▶ Excerpt
- - -

Deep Learning for Object Detection and Localization using R-CNN

A deep dive into R-CNN for object detection

Saurabh Bagalkar
Sep 9 · 8 min read


Object detection is at the forefront of computer vision research, primarily due to its plethora of practical applications in almost every field. With technology progressing so fast, it is important to develop a deep understanding of what these methods are and how they have evolved over time as we innovate beyond them. This is the first piece in a new series that will cover the concepts behind some very powerful state-of-the-art object detection techniques and localization methods that use region based object detectors. Scene understanding, of which object detection is a major part, helps to automate a lot of computer vision tasks, such as pedestrian detection, vehicle detection and localization and traffic sign recognition among others. We will start with the R-CNN proposed by Ross Girshick et al. which is a precursor for understanding the more efficient and widely used successors like Fast R-CNN and Faster R-CNN and eventually Mask R-CNN which will be covered later in this series

What is R-CNN?

R-CNN is an object detection and localization method. It aims to “find” objects of interest in an image and draws bounding boxes around them while also categorizing its class. The name R-CNN stands for Regions with CNN (Convolutional Neural Networks) features.

R-CNN attempts to categorize each object in an image with its associated bounding box. Image source

Motivation Behind R-CNN

Object Recognition has been traditionally done using SIFT and HOG features. These methods, although very successful, breakdown when there are images that have other objects, or considerable noise around them. As we know, recognition in human visual cortex system is much more complicated than just identifying gradients and clustering them, which HOG tends to do. We need a more sophisticated, hierarchical and multistage process if we are going to get to human level visual recognition.

CNN’s classify images by extracting their high and low level features. Image source

Why is Object Detection and Localization a non-trivial task ?

- - -

▶ Source data

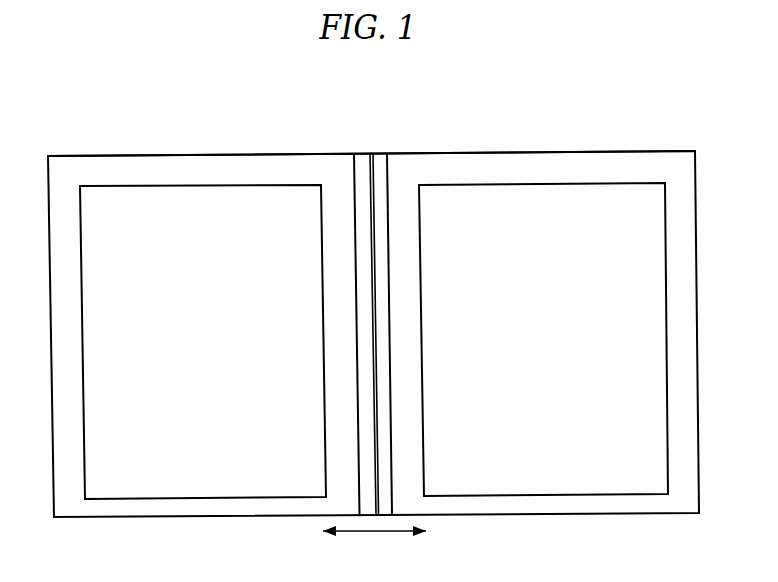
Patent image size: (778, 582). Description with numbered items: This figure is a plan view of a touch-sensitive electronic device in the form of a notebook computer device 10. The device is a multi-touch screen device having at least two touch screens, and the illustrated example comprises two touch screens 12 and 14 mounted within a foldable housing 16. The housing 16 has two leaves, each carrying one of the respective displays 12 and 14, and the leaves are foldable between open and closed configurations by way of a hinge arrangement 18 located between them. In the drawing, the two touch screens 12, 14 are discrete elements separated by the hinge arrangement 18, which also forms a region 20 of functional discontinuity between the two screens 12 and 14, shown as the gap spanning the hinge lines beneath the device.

- - -

▶ What is expected
Continue the article on R-CNN from the point where it stops.

▶ Response to this task
Localizing an object can be framed as a regression problem by itself but that is not terribly effective because it yields poor results and is very slow. Another approach is to use a sliding-window detector, traditional for CNN’s, but as the layers and subsequent strides increase, resolution is lost. This makes precise localization challenging, not to mention the fact that it is too slow for many real world applications. Another issue with using the sliding-window approach is that if you need to capture different aspect ratios of different regions within an image, spatial location will vary greatly. This will also blow up the computational power.

The sliding window approach is very cumbersome, when used to localize cars in an image. Image source

R-CNN building blocks and architecture

To deal with the aforementioned localization issues that slow down not just the detection speed but also the accuracy, R-CNN’s were introduced which use a very clever approach to detection and localization.

  1. Feature extraction using CNN- For image classification of each region
  2. Classification and Localization
  • Bounding-box regression for localization
R-CNN modules. Image source

Region Proposals

A clever way to select coherent regions within an image. Image source
  • Texture
  • Size
  • Shape Compatibility
Selective Search uses a bottom up approach to propose similar regions. Image source

Feature Extraction using CNN

Since the popularity of AlexNet proposed by Krizhevsky et al, CNN’s have become hugely popular for feature extraction from images. This module extracts a 4096-dimensional feature vector for each region proposed by region proposals module. The overarching steps for feature extraction are as follows:

  • Pass, i.e. forward propagate the individual resized regions through pre-trained AlexNet to get a 4096-dimensional feature vector of each region with each image. Finally a 1000 length classification layer is replaced by (N+1) length layer where N is number of classes and an extra one is for the background.

Classification and Localization

Object classification is performed using a linear SVM model

  • The classifier learns during training which objects to focus on, as we explicitly capture a false positive and tell the classifier to consider it as a negative example for the next epoch of the training cycle, thus increasing the robustness of the classifier.
Transformation between predicted and ground truth coordinates. Image source

Recap of R-CNN process

In a nutshell, R-CNN does the following:

R-CNN process
  1. The CNN extracts a 4096 dimensional vector of each object in an image thus creating a 2000 x 4096 matrix.
  2. This feature vector is passed onto a binary SVM, which is trained for each class separately, thus giving the classification of the object.
  3. Precise localization is achieved using a least squares regression model, which minimizes the differences between the proposed coordinates and the ground truth coordinates by correcting the offset values.

Why R-CNN needs improvement?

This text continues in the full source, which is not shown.